--- Metin alıntısı ---
════
SİYEZ BUĞDAYI MENTEŞE TOPRAKLARIYLA BULUŞTU
1 Temmuz 2019 Pazartesi sabahı Muğla Menteşe için önemli bir gündü. Çünkü ilk kez siyez buğdayının bu topraklarda yaşam bulduğu, olgunlaşıp sararan başakların hasadının yapıldığı bir gündü. Sabahın erken saatlerinde bu buğdayı deneme amaçlı dört dönümlük tarlasına eken, Muğla Yerel Tohum Derneği Başkanı Mehmet Bal, bazı üretici dostlar, Menteşe ilçesi Tarım Müdürü Mehmet Kuray ve ziraat Mühendisi arkadaşlarıyla birlikte siyez buğdayı hasadına tanıklık ettik. (Fotoğraf: 1)
Başaklar, başka yerli buğdaylar gibi iri ve dolgun değildi. Uzun kılçıklı ve küçük başaklı bir buğdaydı. Yaklaşık dönümünde 500 KG buğday alındığı tespitinde bulunduk. Bu buğdayın Menteşe ilçemiz topraklarını seveceği sonucuna vardık. Eğer toprak analizi yapılır, Muğla Tarımsal Amaçlı Toprak, Bitki Sulama Suyu ve Gübre Analizi Laboratuarı’nın vereceği ayrıntılı rapora uyulursa bu buğdayın topraklarımızda gittikçe artan oranda verimli olacağı kesin kanısına vardık.
Deneme ekim ve hasadını gerçekleştiren Dernek Başkanı Mehmet Bal, sevincini ve mutluluğunu biçerden traktöre buğdayın dökümü sırasında benimle birlikte fotoğraf çektirerek göstermek istedi. (Fotoğraf: 2)
Biçerin önündeki döner toparlayıcı bölümü sanki bizim coşkumuza ortak olmuş ve seviniyormuş gibiydi. (Fotoğraf: 3
Hasat, buğdayın kuruması için serilmesi ile son buldu. (Fotoğraf: 4)
════
Öğe bölge listeleri

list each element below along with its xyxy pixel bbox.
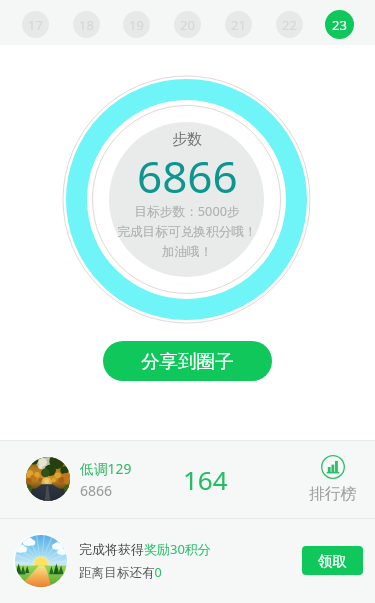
button[interactable]: 22	[276, 11, 303, 38]
button[interactable]: 20	[174, 11, 201, 38]
staticText: 低调129	[80, 459, 132, 478]
staticText: 20	[180, 16, 195, 34]
staticText: 23	[332, 16, 347, 34]
button[interactable]: 19	[123, 11, 150, 38]
staticText: 6866	[80, 481, 113, 500]
staticText: 17	[28, 16, 43, 34]
button[interactable]: 分享到圈子	[103, 341, 272, 381]
button[interactable]: 低调129	[0, 440, 375, 518]
staticText: 距离目标还有0	[79, 564, 162, 581]
staticText: 步数	[172, 130, 202, 149]
button[interactable]: 排行榜	[309, 454, 357, 504]
staticText: 18	[79, 16, 94, 34]
staticText: 领取	[318, 552, 347, 570]
button[interactable]: 23	[325, 10, 354, 39]
staticText: 19	[129, 16, 144, 34]
button[interactable]: 领取	[302, 546, 363, 575]
staticText: 目标步数：5000步 完成目标可兑换积分哦！ 加油哦！	[117, 202, 257, 259]
button[interactable]: 18	[73, 11, 100, 38]
staticText: 完成将获得奖励30积分	[79, 540, 211, 558]
staticText: 分享到圈子	[141, 350, 234, 373]
staticText: 164	[183, 462, 228, 497]
button[interactable]: 17	[22, 11, 49, 38]
staticText: 21	[231, 16, 246, 34]
staticText: 6866	[137, 146, 238, 206]
button[interactable]: 21	[225, 11, 252, 38]
staticText: 22	[282, 16, 297, 34]
staticText: 排行榜	[309, 484, 357, 504]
════
--- Görev ---
Siyez buğdayı hasadını anlatan metne göre şu soruları yanıtlayın:
1. Hasat hangi gün yapıldı?
2. Dönüm başına yaklaşık ne kadar buğday alındığı tespit edildi?
3. Hasat hangi işle son buldu?

--- Yanıt aşağıda ---
1. 1 Temmuz 2019 Pazartesi.
2. Yaklaşık 500 kg.
3. Buğdayın kuruması için serilmesiyle.